** start **
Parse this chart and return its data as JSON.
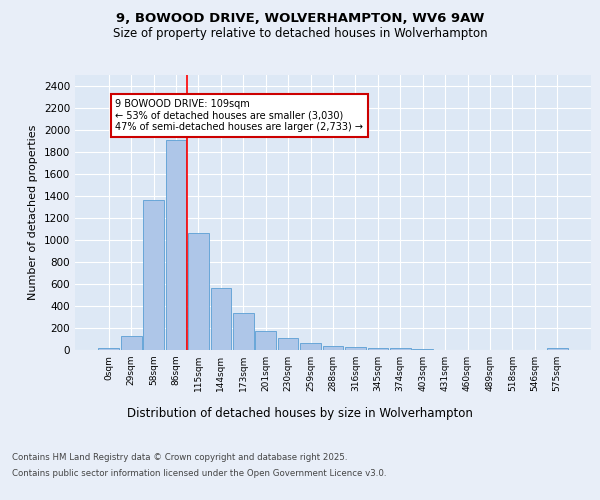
{
  "title1": "9, BOWOOD DRIVE, WOLVERHAMPTON, WV6 9AW",
  "title2": "Size of property relative to detached houses in Wolverhampton",
  "xlabel": "Distribution of detached houses by size in Wolverhampton",
  "ylabel": "Number of detached properties",
  "categories": [
    "0sqm",
    "29sqm",
    "58sqm",
    "86sqm",
    "115sqm",
    "144sqm",
    "173sqm",
    "201sqm",
    "230sqm",
    "259sqm",
    "288sqm",
    "316sqm",
    "345sqm",
    "374sqm",
    "403sqm",
    "431sqm",
    "460sqm",
    "489sqm",
    "518sqm",
    "546sqm",
    "575sqm"
  ],
  "values": [
    15,
    125,
    1360,
    1910,
    1060,
    560,
    335,
    170,
    110,
    60,
    35,
    28,
    22,
    15,
    5,
    3,
    3,
    2,
    2,
    2,
    15
  ],
  "bar_color": "#aec6e8",
  "bar_edge_color": "#5a9fd4",
  "background_color": "#dde8f5",
  "grid_color": "#ffffff",
  "red_line_x": 3.5,
  "annotation_text": "9 BOWOOD DRIVE: 109sqm\n← 53% of detached houses are smaller (3,030)\n47% of semi-detached houses are larger (2,733) →",
  "annotation_box_color": "#ffffff",
  "annotation_box_edge_color": "#cc0000",
  "ylim": [
    0,
    2500
  ],
  "yticks": [
    0,
    200,
    400,
    600,
    800,
    1000,
    1200,
    1400,
    1600,
    1800,
    2000,
    2200,
    2400
  ],
  "fig_bg": "#e8eef8",
  "footer1": "Contains HM Land Registry data © Crown copyright and database right 2025.",
  "footer2": "Contains public sector information licensed under the Open Government Licence v3.0."
}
** end **
Return every line in the listing that contains the word "houses".

  "title2": "Size of property relative to detached houses in Wolverhampton",
  "xlabel": "Distribution of detached houses by size in Wolverhampton",
  "annotation_text": "9 BOWOOD DRIVE: 109sqm\n← 53% of detached houses are smaller (3,030)\n47% of semi-detached houses are larger (2,733) →",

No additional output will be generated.